== Rows from a figure dataset ==
* * *
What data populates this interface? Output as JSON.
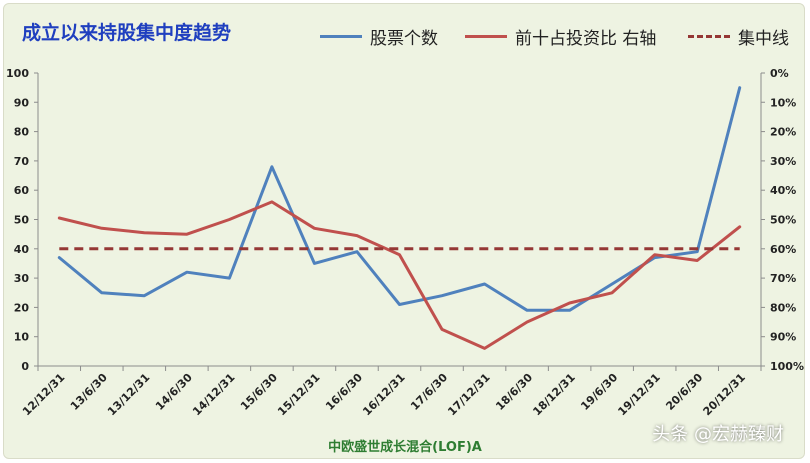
{
  "watermark": "头条 @宏赫臻财",
  "chart_data": {
    "type": "line",
    "title": "成立以来持股集中度趋势",
    "xlabel": "中欧盛世成长混合(LOF)A",
    "categories": [
      "12/12/31",
      "13/6/30",
      "13/12/31",
      "14/6/30",
      "14/12/31",
      "15/6/30",
      "15/12/31",
      "16/6/30",
      "16/12/31",
      "17/6/30",
      "17/12/31",
      "18/6/30",
      "18/12/31",
      "19/6/30",
      "19/12/31",
      "20/6/30",
      "20/12/31"
    ],
    "y_left": {
      "min": 0,
      "max": 100,
      "step": 10,
      "ticks": [
        "0",
        "10",
        "20",
        "30",
        "40",
        "50",
        "60",
        "70",
        "80",
        "90",
        "100"
      ]
    },
    "y_right": {
      "min": 0,
      "max": 100,
      "step": 10,
      "inverted": true,
      "ticks": [
        "0%",
        "10%",
        "20%",
        "30%",
        "40%",
        "50%",
        "60%",
        "70%",
        "80%",
        "90%",
        "100%"
      ]
    },
    "grid": false,
    "legend_position": "top",
    "series": [
      {
        "name": "股票个数",
        "axis": "left",
        "style": "solid",
        "color": "#4f81bd",
        "values": [
          37,
          25,
          24,
          32,
          30,
          68,
          35,
          39,
          21,
          24,
          28,
          19,
          19,
          28,
          37,
          39,
          95
        ]
      },
      {
        "name": "前十占投资比 右轴",
        "axis": "right",
        "style": "solid",
        "color": "#c0504d",
        "values": [
          49.5,
          53,
          54.5,
          55,
          50,
          44,
          53,
          55.5,
          62,
          87.5,
          94,
          85,
          78.5,
          75,
          62,
          64,
          52.5
        ]
      },
      {
        "name": "集中线",
        "axis": "right",
        "style": "dashed",
        "color": "#953735",
        "values": [
          60,
          60,
          60,
          60,
          60,
          60,
          60,
          60,
          60,
          60,
          60,
          60,
          60,
          60,
          60,
          60,
          60
        ]
      }
    ]
  }
}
* * *
Make an exact reproduction of the listing above, without any pictures.

== Result below ==
What data populates this interface? Output as JSON.
{
  "watermark": "头条 @宏赫臻财",
  "chart_data": {
    "type": "line",
    "title": "成立以来持股集中度趋势",
    "xlabel": "中欧盛世成长混合(LOF)A",
    "categories": [
      "12/12/31",
      "13/6/30",
      "13/12/31",
      "14/6/30",
      "14/12/31",
      "15/6/30",
      "15/12/31",
      "16/6/30",
      "16/12/31",
      "17/6/30",
      "17/12/31",
      "18/6/30",
      "18/12/31",
      "19/6/30",
      "19/12/31",
      "20/6/30",
      "20/12/31"
    ],
    "y_left": {
      "min": 0,
      "max": 100,
      "step": 10,
      "ticks": [
        "0",
        "10",
        "20",
        "30",
        "40",
        "50",
        "60",
        "70",
        "80",
        "90",
        "100"
      ]
    },
    "y_right": {
      "min": 0,
      "max": 100,
      "step": 10,
      "inverted": true,
      "ticks": [
        "0%",
        "10%",
        "20%",
        "30%",
        "40%",
        "50%",
        "60%",
        "70%",
        "80%",
        "90%",
        "100%"
      ]
    },
    "grid": false,
    "legend_position": "top",
    "series": [
      {
        "name": "股票个数",
        "axis": "left",
        "style": "solid",
        "color": "#4f81bd",
        "values": [
          37,
          25,
          24,
          32,
          30,
          68,
          35,
          39,
          21,
          24,
          28,
          19,
          19,
          28,
          37,
          39,
          95
        ]
      },
      {
        "name": "前十占投资比 右轴",
        "axis": "right",
        "style": "solid",
        "color": "#c0504d",
        "values": [
          49.5,
          53,
          54.5,
          55,
          50,
          44,
          53,
          55.5,
          62,
          87.5,
          94,
          85,
          78.5,
          75,
          62,
          64,
          52.5
        ]
      },
      {
        "name": "集中线",
        "axis": "right",
        "style": "dashed",
        "color": "#953735",
        "values": [
          60,
          60,
          60,
          60,
          60,
          60,
          60,
          60,
          60,
          60,
          60,
          60,
          60,
          60,
          60,
          60,
          60
        ]
      }
    ]
  }
}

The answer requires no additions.